— Records —
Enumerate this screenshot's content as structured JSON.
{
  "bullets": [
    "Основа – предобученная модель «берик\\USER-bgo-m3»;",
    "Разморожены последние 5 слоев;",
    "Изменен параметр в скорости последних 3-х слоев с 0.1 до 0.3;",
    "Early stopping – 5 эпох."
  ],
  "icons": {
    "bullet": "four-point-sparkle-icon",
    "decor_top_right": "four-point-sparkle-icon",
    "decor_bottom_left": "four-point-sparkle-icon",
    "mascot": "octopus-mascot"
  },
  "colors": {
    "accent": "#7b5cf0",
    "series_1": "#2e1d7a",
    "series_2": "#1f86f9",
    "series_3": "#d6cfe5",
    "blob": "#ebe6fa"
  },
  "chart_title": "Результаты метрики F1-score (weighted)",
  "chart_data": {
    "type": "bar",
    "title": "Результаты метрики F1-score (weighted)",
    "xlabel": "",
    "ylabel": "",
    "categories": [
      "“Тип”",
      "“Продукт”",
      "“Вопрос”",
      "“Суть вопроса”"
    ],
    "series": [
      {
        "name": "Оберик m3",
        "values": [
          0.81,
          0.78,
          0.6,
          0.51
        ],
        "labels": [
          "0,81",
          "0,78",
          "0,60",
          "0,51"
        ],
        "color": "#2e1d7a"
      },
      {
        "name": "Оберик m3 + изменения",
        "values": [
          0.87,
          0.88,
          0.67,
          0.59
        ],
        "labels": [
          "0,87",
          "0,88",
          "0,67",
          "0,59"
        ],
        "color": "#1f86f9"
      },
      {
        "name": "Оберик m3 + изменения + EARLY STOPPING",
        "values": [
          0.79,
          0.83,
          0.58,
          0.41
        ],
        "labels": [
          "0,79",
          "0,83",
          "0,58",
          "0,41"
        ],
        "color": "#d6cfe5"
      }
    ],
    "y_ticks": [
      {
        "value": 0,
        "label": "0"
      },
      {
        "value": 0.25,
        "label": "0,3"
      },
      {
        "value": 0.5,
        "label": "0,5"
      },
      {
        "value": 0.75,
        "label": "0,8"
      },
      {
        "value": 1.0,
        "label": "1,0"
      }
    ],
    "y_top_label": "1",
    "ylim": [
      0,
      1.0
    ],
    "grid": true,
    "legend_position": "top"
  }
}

— Exercise aim —
Using the data above, reproduce every line exactly.

— Problem solution —
Enumerate this screenshot's content as structured JSON.
{
  "bullets": [
    "Основа – предобученная модель «берик\\USER-bgo-m3»;",
    "Разморожены последние 5 слоев;",
    "Изменен параметр в скорости последних 3-х слоев с 0.1 до 0.3;",
    "Early stopping – 5 эпох."
  ],
  "icons": {
    "bullet": "four-point-sparkle-icon",
    "decor_top_right": "four-point-sparkle-icon",
    "decor_bottom_left": "four-point-sparkle-icon",
    "mascot": "octopus-mascot"
  },
  "colors": {
    "accent": "#7b5cf0",
    "series_1": "#2e1d7a",
    "series_2": "#1f86f9",
    "series_3": "#d6cfe5",
    "blob": "#ebe6fa"
  },
  "chart_title": "Результаты метрики F1-score (weighted)",
  "chart_data": {
    "type": "bar",
    "title": "Результаты метрики F1-score (weighted)",
    "xlabel": "",
    "ylabel": "",
    "categories": [
      "“Тип”",
      "“Продукт”",
      "“Вопрос”",
      "“Суть вопроса”"
    ],
    "series": [
      {
        "name": "Оберик m3",
        "values": [
          0.81,
          0.78,
          0.6,
          0.51
        ],
        "labels": [
          "0,81",
          "0,78",
          "0,60",
          "0,51"
        ],
        "color": "#2e1d7a"
      },
      {
        "name": "Оберик m3 + изменения",
        "values": [
          0.87,
          0.88,
          0.67,
          0.59
        ],
        "labels": [
          "0,87",
          "0,88",
          "0,67",
          "0,59"
        ],
        "color": "#1f86f9"
      },
      {
        "name": "Оберик m3 + изменения + EARLY STOPPING",
        "values": [
          0.79,
          0.83,
          0.58,
          0.41
        ],
        "labels": [
          "0,79",
          "0,83",
          "0,58",
          "0,41"
        ],
        "color": "#d6cfe5"
      }
    ],
    "y_ticks": [
      {
        "value": 0,
        "label": "0"
      },
      {
        "value": 0.25,
        "label": "0,3"
      },
      {
        "value": 0.5,
        "label": "0,5"
      },
      {
        "value": 0.75,
        "label": "0,8"
      },
      {
        "value": 1.0,
        "label": "1,0"
      }
    ],
    "y_top_label": "1",
    "ylim": [
      0,
      1.0
    ],
    "grid": true,
    "legend_position": "top"
  }
}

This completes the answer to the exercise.